* _Brief_
Gather all lines with the word "semanario" in them.

(Data records)

* * * *

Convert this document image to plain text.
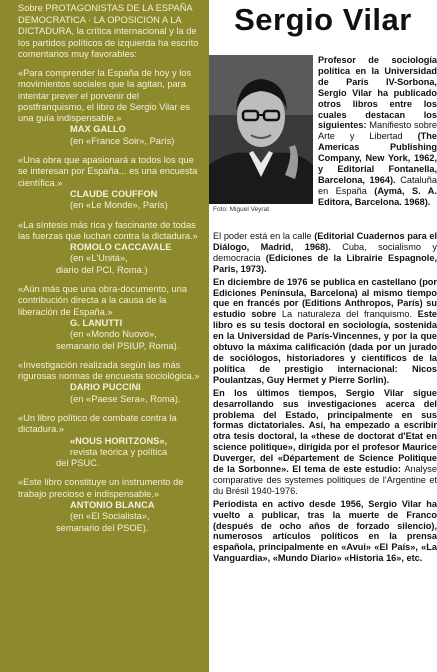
Sobre PROTAGONISTAS DE LA ESPAÑA DEMOCRATICA · LA OPOSICION A LA DICTADURA, la crítica internacional y la de los partidos políticos de izquierda ha escrito comentarios muy favorables:

«Para comprender la España de hoy y los movimientos sociales que la agitan, para intentar prever el porvenir del postfranquismo, el libro de Sergio Vilar es una guía indispensable.»
MAX GALLO
(en «France Soir», París)
«Una obra que apasionará a todos los que se interesan por España... es una encuesta científica.»
CLAUDE COUFFON
(en «Le Monde», París)
«La síntesis más rica y fascinante de todas las fuerzas que luchan contra la dictadura.»
ROMOLO CACCAVALE
(en «L'Unitá»,
diario del PCI, Roma.)
«Aún más que una obra-documento, una contribución directa a la causa de la liberación de España.»
G. LANUTTI
(en «Mondo Nuovo»,
semanario del PSIUP, Roma).
«Investigación realizada según las más rigurosas normas de encuesta sociológica.»
DARIO PUCCINI
(en «Paese Sera», Roma).
«Un libro político de combate contra la dictadura.»
«NOUS HORITZONS»,
revista teórica y política
del PSUC.
«Este libro constituye un instrumento de trabajo precioso e indispensable.»
ANTONIO BLANCA
(en «El Socialista»,
semanario del PSOE).
Sergio Vilar
Foto: Miguel Veyrat

Profesor de sociología política en la Universidad de París IV-Sorbona, Sergio Vilar ha publicado otros libros entre los cuales destacan los siguientes: Manifiesto sobre Arte y Libertad (The Americas Publishing Company, New York, 1962, y Editorial Fontanella, Barcelona, 1964). Cataluña en España (Aymá, S. A. Editora, Barcelona. 1968).

El poder está en la calle (Editorial Cuadernos para el Diálogo, Madrid, 1968). Cuba, socialismo y democracia (Ediciones de la Librairie Espagnole, Paris, 1973).

En diciembre de 1976 se publica en castellano (por Ediciones Península, Barcelona) al mismo tiempo que en francés por (Editions Anthropos, París) su estudio sobre La naturaleza del franquismo. Este libro es su tesis doctoral en sociología, sostenida en la Universidad de París-Vincennes, y por la que obtuvo la máxima calificación (dada por un jurado de sociólogos, historiadores y científicos de la política de prestigio internacional: Nicos Poulantzas, Guy Hermet y Pierre Sorlin).

En los últimos tiempos, Sergio Vilar sigue desarrollando sus investigaciones acerca del problema del Estado, principalmente en sus formas dictatoriales. Así, ha empezado a escribir otra tesis doctoral, la «these de doctorat d'Etat en science politique», dirigida por el profesor Maurice Duverger, del «Département de Science Politique de la Sorbonne». El tema de este estudio: Analyse comparative des systemes politiques de l'Argentine et du Brésil 1940-1976.

Periodista en activo desde 1956, Sergio Vilar ha vuelto a publicar, tras la muerte de Franco (después de ocho años de forzado silencio), numerosos artículos políticos en la prensa española, principalmente en «Avui» «El País», «La Vanguardia», «Mundo Diario» «Historia 16», etc.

* * * *

* _Exercise result_
semanario del PSIUP, Roma).
semanario del PSOE).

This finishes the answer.